*TASK OBJECTIVE*
Determine how many lines include the string "caption". Output that number only.

*GIVEN INFORMATION*
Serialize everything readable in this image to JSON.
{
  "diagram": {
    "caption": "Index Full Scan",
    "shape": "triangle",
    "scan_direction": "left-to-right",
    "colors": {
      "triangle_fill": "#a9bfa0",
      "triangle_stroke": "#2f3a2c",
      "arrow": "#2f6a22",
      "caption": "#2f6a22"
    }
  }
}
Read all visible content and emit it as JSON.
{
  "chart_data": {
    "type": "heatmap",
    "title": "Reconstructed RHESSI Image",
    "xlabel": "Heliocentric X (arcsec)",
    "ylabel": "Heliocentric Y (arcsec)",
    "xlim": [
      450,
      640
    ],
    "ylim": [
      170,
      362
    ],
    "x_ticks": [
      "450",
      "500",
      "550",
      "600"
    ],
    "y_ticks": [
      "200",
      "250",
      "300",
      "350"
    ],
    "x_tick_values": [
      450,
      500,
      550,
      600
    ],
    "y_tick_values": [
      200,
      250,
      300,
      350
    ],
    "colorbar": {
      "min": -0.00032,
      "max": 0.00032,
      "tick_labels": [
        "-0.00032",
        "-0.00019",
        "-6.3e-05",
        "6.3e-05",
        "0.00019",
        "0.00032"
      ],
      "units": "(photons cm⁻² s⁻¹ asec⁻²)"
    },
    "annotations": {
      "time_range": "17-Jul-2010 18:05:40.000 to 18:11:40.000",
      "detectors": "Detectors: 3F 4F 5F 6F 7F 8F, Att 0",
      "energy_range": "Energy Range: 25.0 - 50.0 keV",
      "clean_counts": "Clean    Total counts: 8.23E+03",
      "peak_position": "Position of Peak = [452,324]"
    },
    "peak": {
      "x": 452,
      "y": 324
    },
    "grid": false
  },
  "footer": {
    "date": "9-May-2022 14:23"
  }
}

*FINISHED ANSWER*
2